### Task details:
Below is a block of records; reproduce all of them exactly and leave out any pictures.
──────── Source data
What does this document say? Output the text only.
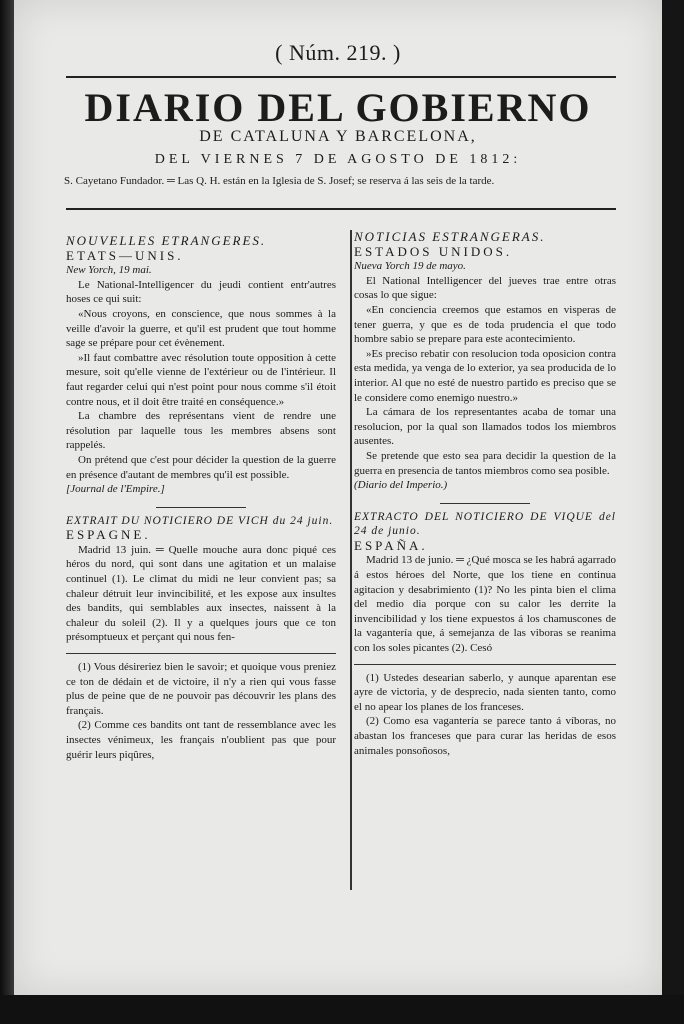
( Núm. 219. )
DIARIO DEL GOBIERNO
DE CATALUNA Y BARCELONA,
DEL VIERNES 7 DE AGOSTO DE 1812:
S. Cayetano Fundador. ═ Las Q. H. están en la Iglesia de S. Josef; se reserva á las seis de la tarde.

NOUVELLES ETRANGERES.

ETATS—UNIS.

New Yorch, 19 mai.

Le National-Intelligencer du jeudi contient entr'autres hoses ce qui suit:

«Nous croyons, en conscience, que nous sommes à la veille d'avoir la guerre, et qu'il est prudent que tout homme sage se prépare pour cet évènement.

»Il faut combattre avec résolution toute opposition à cette mesure, soit qu'elle vienne de l'extérieur ou de l'intérieur. Il faut regarder celui qui n'est point pour nous comme s'il étoit contre nous, et il doit être traité en conséquence.»

La chambre des représentans vient de rendre une résolution par laquelle tous les membres absens sont rappelés.

On prétend que c'est pour décider la question de la guerre en présence d'autant de membres qu'il est possible.

[Journal de l'Empire.]

EXTRAIT DU NOTICIERO DE VICH du 24 juin.

ESPAGNE.

Madrid 13 juin. ═ Quelle mouche aura donc piqué ces héros du nord, qui sont dans une agitation et un malaise continuel (1). Le climat du midi ne leur convient pas; sa chaleur détruit leur invincibilité, et les expose aux insultes des bandits, qui semblables aux insectes, naissent à la chaleur du soleil (2). Il y a quelques jours que ce ton présomptueux et perçant qui nous fen-

(1) Vous désireriez bien le savoir; et quoique vous preniez ce ton de dédain et de victoire, il n'y a rien qui vous fasse plus de peine que de ne pouvoir pas découvrir les plans des français.

(2) Comme ces bandits ont tant de ressemblance avec les insectes vénimeux, les français n'oublient pas que pour guérir leurs piqûres,

NOTICIAS ESTRANGERAS.

ESTADOS UNIDOS.

Nueva Yorch 19 de mayo.

El National Intelligencer del jueves trae entre otras cosas lo que sigue:

«En conciencia creemos que estamos en visperas de tener guerra, y que es de toda prudencia el que todo hombre sabio se prepare para este acontecimiento.

»Es preciso rebatir con resolucion toda oposicion contra esta medida, ya venga de lo exterior, ya sea producida de lo interior. Al que no esté de nuestro partido es preciso que se le considere como enemigo nuestro.»

La cámara de los representantes acaba de tomar una resolucion, por la qual son llamados todos los miembros ausentes.

Se pretende que esto sea para decidir la question de la guerra en presencia de tantos miembros como sea posible.

(Diario del Imperio.)

EXTRACTO DEL NOTICIERO DE VIQUE del 24 de junio.

ESPAÑA.

Madrid 13 de junio. ═ ¿Qué mosca se les habrá agarrado á estos héroes del Norte, que los tiene en continua agitacion y desabrimiento (1)? No les pinta bien el clima del medio dia porque con su calor les derrite la invencibilidad y los tiene expuestos á los chamuscones de la vagantería que, á semejanza de las viboras se reanima con los soles picantes (2). Cesó

(1) Ustedes desearian saberlo, y aunque aparentan ese ayre de victoria, y de desprecio, nada sienten tanto, como el no apear los planes de los franceses.

(2) Como esa vagantería se parece tanto á víboras, no abastan los franceses que para curar las heridas de esos animales ponsoñosos,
────────────────
### Response:
What does this document say? Output the text only.
( Núm. 219. )
DIARIO DEL GOBIERNO
DE CATALUNA Y BARCELONA,
DEL VIERNES 7 DE AGOSTO DE 1812:
S. Cayetano Fundador. ═ Las Q. H. están en la Iglesia de S. Josef; se reserva á las seis de la tarde.

NOUVELLES ETRANGERES.

ETATS—UNIS.

New Yorch, 19 mai.

Le National-Intelligencer du jeudi contient entr'autres hoses ce qui suit:

«Nous croyons, en conscience, que nous sommes à la veille d'avoir la guerre, et qu'il est prudent que tout homme sage se prépare pour cet évènement.

»Il faut combattre avec résolution toute opposition à cette mesure, soit qu'elle vienne de l'extérieur ou de l'intérieur. Il faut regarder celui qui n'est point pour nous comme s'il étoit contre nous, et il doit être traité en conséquence.»

La chambre des représentans vient de rendre une résolution par laquelle tous les membres absens sont rappelés.

On prétend que c'est pour décider la question de la guerre en présence d'autant de membres qu'il est possible.

[Journal de l'Empire.]

EXTRAIT DU NOTICIERO DE VICH du 24 juin.

ESPAGNE.

Madrid 13 juin. ═ Quelle mouche aura donc piqué ces héros du nord, qui sont dans une agitation et un malaise continuel (1). Le climat du midi ne leur convient pas; sa chaleur détruit leur invincibilité, et les expose aux insultes des bandits, qui semblables aux insectes, naissent à la chaleur du soleil (2). Il y a quelques jours que ce ton présomptueux et perçant qui nous fen-

(1) Vous désireriez bien le savoir; et quoique vous preniez ce ton de dédain et de victoire, il n'y a rien qui vous fasse plus de peine que de ne pouvoir pas découvrir les plans des français.

(2) Comme ces bandits ont tant de ressemblance avec les insectes vénimeux, les français n'oublient pas que pour guérir leurs piqûres,

NOTICIAS ESTRANGERAS.

ESTADOS UNIDOS.

Nueva Yorch 19 de mayo.

El National Intelligencer del jueves trae entre otras cosas lo que sigue:

«En conciencia creemos que estamos en visperas de tener guerra, y que es de toda prudencia el que todo hombre sabio se prepare para este acontecimiento.

»Es preciso rebatir con resolucion toda oposicion contra esta medida, ya venga de lo exterior, ya sea producida de lo interior. Al que no esté de nuestro partido es preciso que se le considere como enemigo nuestro.»

La cámara de los representantes acaba de tomar una resolucion, por la qual son llamados todos los miembros ausentes.

Se pretende que esto sea para decidir la question de la guerra en presencia de tantos miembros como sea posible.

(Diario del Imperio.)

EXTRACTO DEL NOTICIERO DE VIQUE del 24 de junio.

ESPAÑA.

Madrid 13 de junio. ═ ¿Qué mosca se les habrá agarrado á estos héroes del Norte, que los tiene en continua agitacion y desabrimiento (1)? No les pinta bien el clima del medio dia porque con su calor les derrite la invencibilidad y los tiene expuestos á los chamuscones de la vagantería que, á semejanza de las viboras se reanima con los soles picantes (2). Cesó

(1) Ustedes desearian saberlo, y aunque aparentan ese ayre de victoria, y de desprecio, nada sienten tanto, como el no apear los planes de los franceses.

(2) Como esa vagantería se parece tanto á víboras, no abastan los franceses que para curar las heridas de esos animales ponsoñosos,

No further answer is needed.